What needs to be done
Output the records exactly as they appear, with no pictures included.

Data to process start

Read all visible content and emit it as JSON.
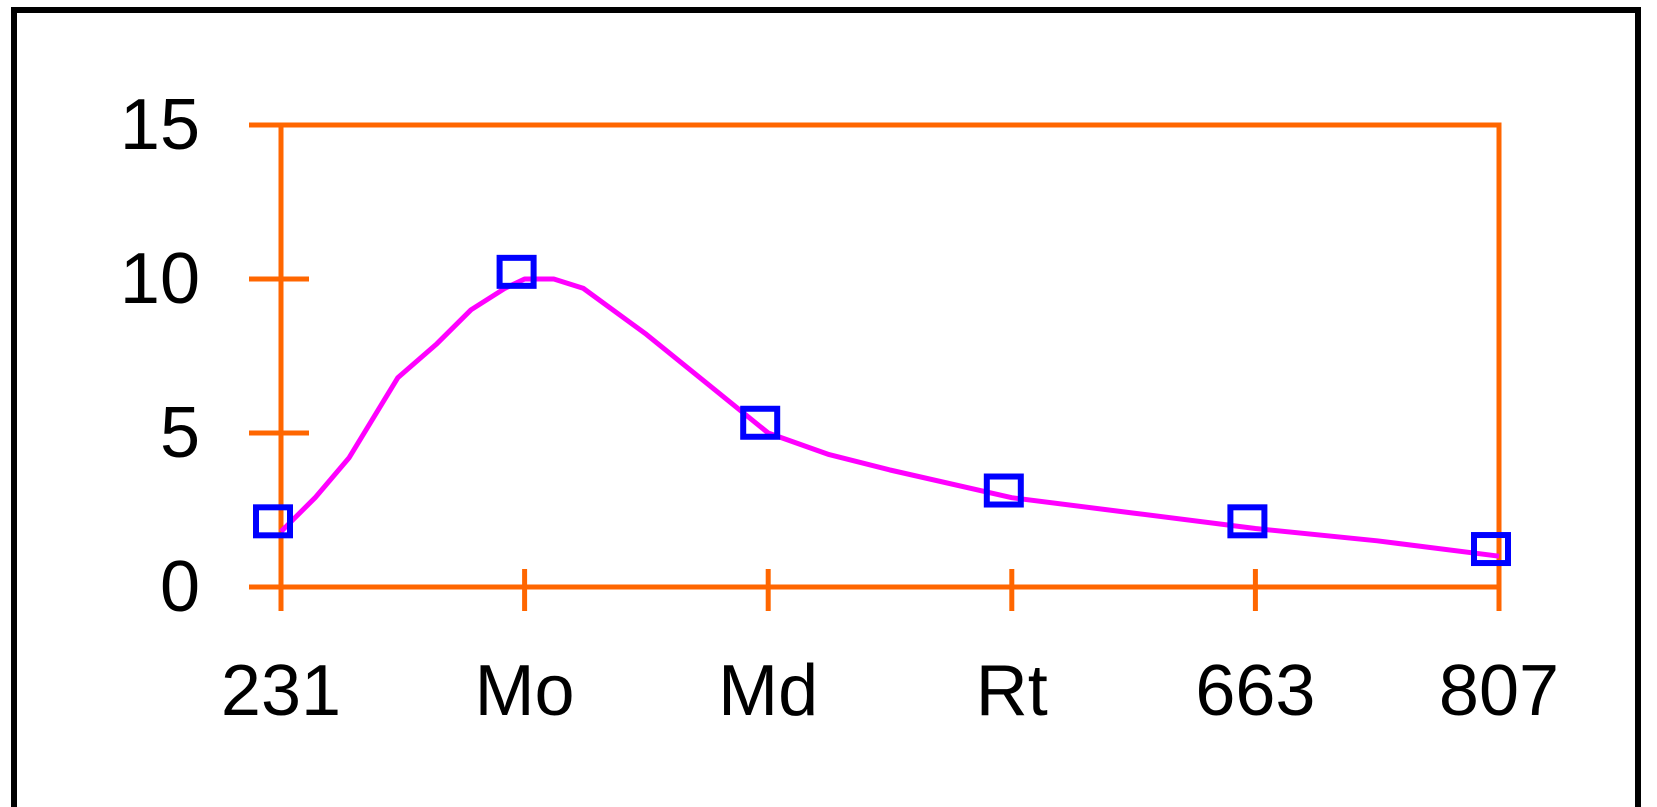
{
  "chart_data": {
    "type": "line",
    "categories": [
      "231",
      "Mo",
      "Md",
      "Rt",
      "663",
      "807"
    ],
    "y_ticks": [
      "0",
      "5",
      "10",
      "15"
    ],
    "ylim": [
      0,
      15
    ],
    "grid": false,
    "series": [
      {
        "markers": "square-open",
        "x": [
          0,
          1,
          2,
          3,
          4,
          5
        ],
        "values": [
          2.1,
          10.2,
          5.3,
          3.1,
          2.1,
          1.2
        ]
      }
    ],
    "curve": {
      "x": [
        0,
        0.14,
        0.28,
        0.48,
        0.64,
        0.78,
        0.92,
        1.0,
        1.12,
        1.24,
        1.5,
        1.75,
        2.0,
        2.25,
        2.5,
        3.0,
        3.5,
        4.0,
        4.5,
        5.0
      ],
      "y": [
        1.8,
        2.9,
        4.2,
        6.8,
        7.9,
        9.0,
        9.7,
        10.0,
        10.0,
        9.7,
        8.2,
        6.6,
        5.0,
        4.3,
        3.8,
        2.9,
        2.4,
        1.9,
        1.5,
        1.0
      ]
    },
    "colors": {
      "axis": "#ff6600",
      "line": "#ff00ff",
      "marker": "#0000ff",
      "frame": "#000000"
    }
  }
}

Data to process end

Solution
Read all visible content and emit it as JSON.
{
  "chart_data": {
    "type": "line",
    "categories": [
      "231",
      "Mo",
      "Md",
      "Rt",
      "663",
      "807"
    ],
    "y_ticks": [
      "0",
      "5",
      "10",
      "15"
    ],
    "ylim": [
      0,
      15
    ],
    "grid": false,
    "series": [
      {
        "markers": "square-open",
        "x": [
          0,
          1,
          2,
          3,
          4,
          5
        ],
        "values": [
          2.1,
          10.2,
          5.3,
          3.1,
          2.1,
          1.2
        ]
      }
    ],
    "curve": {
      "x": [
        0,
        0.14,
        0.28,
        0.48,
        0.64,
        0.78,
        0.92,
        1.0,
        1.12,
        1.24,
        1.5,
        1.75,
        2.0,
        2.25,
        2.5,
        3.0,
        3.5,
        4.0,
        4.5,
        5.0
      ],
      "y": [
        1.8,
        2.9,
        4.2,
        6.8,
        7.9,
        9.0,
        9.7,
        10.0,
        10.0,
        9.7,
        8.2,
        6.6,
        5.0,
        4.3,
        3.8,
        2.9,
        2.4,
        1.9,
        1.5,
        1.0
      ]
    },
    "colors": {
      "axis": "#ff6600",
      "line": "#ff00ff",
      "marker": "#0000ff",
      "frame": "#000000"
    }
  }
}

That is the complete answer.